* Texte extrait *
« J'ai bien compris et j'assume », a déclaré Daniel Moreau lors du prononcé de sa sentence au palais de justice de Sorel-Tracy.

Un an de prison pour le curé Moreau

C'est en demandant pardon à ses proches et aux scouts que le curé Daniel Moreau, qui a longtemps officié à Granby, a reçu sa sentence pour possession de pornographie juvénile, mardi.
« Il y a des dommages collatéraux dans une situation comme la mienne », a déclaré au tribunal l'homme d'Église de 60 ans.
« Je demande pardon à ma mère et à mes deux soeurs qui ont pleuré des litres de larmes, et aux scouts. Pour moi, la foi, c'est important. Demander pardon, c'est la moindre des choses. Ce qui m'arrive aujourd'hui c'est une montagne, mais je ne contourne pas les montagnes, je les surmonte. »
Suivant la suggestion commune des avocats, le juge Denys Noël, de la Cour du Québec, a condamné M. Moreau à un an de prison pour ses crimes, soit le minimum prévu par la loi.
« J'ai bien compris et j'assume », a réagi l'accusé.
Perquisition
En 2013, la police avait saisi près de 20 000 documents numériques et imprimés - surtout des photos - dans son logement du presbytère Saint-Gabriel-Lalemant de Sorel-Tracy, le dernier endroit où il a exercé la prêtrise. Quelques vidéos et deux articles à tendance gaie publiés sur Internet complètent le lot.

* Extraits du matériel *
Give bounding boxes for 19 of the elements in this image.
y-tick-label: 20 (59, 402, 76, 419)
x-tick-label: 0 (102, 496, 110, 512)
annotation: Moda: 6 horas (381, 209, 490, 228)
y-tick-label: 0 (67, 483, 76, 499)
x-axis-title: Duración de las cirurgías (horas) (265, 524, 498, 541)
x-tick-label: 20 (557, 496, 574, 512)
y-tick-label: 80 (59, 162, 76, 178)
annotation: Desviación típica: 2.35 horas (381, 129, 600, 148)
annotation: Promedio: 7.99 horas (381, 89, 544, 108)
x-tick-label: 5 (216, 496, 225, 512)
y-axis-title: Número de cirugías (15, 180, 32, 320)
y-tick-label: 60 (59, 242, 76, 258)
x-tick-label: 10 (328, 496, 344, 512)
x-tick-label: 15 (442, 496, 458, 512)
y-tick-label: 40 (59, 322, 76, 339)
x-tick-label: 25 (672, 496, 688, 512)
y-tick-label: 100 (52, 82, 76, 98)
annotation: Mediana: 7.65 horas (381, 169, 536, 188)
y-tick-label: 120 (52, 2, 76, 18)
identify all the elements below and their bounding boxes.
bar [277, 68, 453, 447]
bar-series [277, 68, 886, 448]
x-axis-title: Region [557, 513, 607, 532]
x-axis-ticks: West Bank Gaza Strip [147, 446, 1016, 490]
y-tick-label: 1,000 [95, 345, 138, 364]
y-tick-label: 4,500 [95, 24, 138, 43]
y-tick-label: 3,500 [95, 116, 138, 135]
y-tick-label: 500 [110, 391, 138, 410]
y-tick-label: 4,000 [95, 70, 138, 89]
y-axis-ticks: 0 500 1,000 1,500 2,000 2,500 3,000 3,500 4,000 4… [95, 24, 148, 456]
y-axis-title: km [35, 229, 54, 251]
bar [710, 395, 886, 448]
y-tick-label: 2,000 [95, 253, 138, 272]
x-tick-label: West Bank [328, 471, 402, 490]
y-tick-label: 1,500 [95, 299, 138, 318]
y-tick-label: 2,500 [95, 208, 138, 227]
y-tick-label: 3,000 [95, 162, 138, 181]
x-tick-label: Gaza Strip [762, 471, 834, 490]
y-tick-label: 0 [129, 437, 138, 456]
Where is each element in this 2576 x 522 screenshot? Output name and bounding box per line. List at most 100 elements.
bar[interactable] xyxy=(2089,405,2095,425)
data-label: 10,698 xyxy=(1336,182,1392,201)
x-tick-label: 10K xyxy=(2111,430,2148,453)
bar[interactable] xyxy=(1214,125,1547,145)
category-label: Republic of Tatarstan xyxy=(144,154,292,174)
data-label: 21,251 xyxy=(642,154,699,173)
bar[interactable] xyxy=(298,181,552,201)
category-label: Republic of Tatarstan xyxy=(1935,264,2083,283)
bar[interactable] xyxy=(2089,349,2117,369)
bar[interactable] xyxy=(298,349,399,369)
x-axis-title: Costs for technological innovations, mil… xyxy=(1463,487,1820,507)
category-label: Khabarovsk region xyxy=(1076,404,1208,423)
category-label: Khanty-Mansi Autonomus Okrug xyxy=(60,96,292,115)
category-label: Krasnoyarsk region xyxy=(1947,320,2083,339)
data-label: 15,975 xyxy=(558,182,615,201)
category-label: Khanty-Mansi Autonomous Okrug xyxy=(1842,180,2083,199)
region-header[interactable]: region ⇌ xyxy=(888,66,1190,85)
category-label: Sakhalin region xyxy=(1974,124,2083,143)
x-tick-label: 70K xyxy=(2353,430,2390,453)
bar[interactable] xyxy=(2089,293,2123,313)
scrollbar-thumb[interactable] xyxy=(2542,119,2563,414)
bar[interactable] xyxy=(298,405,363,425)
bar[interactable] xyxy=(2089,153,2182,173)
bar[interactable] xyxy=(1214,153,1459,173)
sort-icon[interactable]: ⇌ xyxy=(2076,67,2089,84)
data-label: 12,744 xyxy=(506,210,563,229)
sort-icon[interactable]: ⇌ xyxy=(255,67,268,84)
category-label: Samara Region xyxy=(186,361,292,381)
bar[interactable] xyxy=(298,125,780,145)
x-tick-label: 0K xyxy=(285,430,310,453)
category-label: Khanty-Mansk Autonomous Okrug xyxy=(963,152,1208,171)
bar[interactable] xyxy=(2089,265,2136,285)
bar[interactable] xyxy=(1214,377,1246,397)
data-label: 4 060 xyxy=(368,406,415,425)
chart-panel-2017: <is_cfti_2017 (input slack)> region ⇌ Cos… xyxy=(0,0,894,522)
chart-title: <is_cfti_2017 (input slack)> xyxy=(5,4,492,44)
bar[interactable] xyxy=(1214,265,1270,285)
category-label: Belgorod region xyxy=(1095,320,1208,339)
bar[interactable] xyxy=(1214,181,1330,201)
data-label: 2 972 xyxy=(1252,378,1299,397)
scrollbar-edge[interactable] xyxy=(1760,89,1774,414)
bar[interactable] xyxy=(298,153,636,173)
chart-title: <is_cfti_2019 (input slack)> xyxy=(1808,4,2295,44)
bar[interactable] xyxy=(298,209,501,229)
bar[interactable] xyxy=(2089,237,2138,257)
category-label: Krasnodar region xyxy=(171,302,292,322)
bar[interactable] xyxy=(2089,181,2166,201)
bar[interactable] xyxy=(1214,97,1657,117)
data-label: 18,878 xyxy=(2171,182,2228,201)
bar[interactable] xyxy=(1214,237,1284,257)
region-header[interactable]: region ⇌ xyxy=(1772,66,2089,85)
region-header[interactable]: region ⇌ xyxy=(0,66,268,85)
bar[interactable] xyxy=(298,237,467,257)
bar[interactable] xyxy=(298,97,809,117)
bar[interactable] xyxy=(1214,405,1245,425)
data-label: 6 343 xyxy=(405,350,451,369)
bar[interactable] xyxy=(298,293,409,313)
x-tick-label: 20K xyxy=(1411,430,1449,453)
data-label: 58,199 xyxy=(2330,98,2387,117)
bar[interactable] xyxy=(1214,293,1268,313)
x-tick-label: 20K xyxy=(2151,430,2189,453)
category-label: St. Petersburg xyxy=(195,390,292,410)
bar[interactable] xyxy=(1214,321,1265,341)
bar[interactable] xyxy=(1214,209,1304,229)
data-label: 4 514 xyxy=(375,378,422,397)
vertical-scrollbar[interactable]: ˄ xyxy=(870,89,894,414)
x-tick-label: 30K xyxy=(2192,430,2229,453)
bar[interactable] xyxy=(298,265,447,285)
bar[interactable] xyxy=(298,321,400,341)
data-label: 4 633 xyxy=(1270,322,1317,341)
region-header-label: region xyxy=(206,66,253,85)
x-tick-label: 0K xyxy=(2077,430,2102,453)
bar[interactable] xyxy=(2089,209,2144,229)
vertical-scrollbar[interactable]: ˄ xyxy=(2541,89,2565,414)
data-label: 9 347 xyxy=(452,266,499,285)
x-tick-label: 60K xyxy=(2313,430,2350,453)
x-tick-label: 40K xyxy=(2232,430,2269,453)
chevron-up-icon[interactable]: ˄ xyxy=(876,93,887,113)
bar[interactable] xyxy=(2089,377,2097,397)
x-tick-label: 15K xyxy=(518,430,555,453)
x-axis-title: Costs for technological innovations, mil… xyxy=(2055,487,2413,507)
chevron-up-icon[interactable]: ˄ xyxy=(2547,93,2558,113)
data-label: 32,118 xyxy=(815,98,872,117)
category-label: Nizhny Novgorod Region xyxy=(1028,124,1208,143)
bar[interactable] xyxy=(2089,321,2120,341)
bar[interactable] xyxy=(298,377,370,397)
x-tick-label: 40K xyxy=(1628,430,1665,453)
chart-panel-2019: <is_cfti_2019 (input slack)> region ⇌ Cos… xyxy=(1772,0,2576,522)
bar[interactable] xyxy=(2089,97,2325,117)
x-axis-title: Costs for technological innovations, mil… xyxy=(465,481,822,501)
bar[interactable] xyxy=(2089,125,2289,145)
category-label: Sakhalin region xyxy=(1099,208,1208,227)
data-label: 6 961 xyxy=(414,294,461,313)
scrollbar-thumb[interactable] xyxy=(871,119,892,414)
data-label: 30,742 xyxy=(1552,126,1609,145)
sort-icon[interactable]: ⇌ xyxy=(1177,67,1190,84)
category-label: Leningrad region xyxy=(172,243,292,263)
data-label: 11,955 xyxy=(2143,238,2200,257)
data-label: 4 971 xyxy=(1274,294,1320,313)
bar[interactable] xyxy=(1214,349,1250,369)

* Consigne A *
Recopiez le passage de l'article sur la condamnation du curé Moreau compris entre « C'est en demandant » et « d'Église de 60 ans. », ces deux bornes incluses.
* Consigne B *
Répondez aux questions suivantes à partir de l'article sur la condamnation du curé Moreau.
(i) Quel âge a l'homme d'Église ?
(ii) À quelle peine le juge Denys Noël l'a-t-il condamné ?
(iii) En quelle année la police avait-elle saisi des documents dans son logement ?

* Réponse attendue A *
C'est en demandant pardon à ses proches et aux scouts que le curé Daniel Moreau, qui a longtemps officié à Granby, a reçu sa sentence pour possession de pornographie juvénile, mardi.
« Il y a des dommages collatéraux dans une situation comme la mienne », a déclaré au tribunal l'homme d'Église de 60 ans.

* Réponse attendue B *
(i) Il a 60 ans.
(ii) Il a été condamné à un an de prison, soit le minimum prévu par la loi.
(iii) La police avait saisi ces documents en 2013.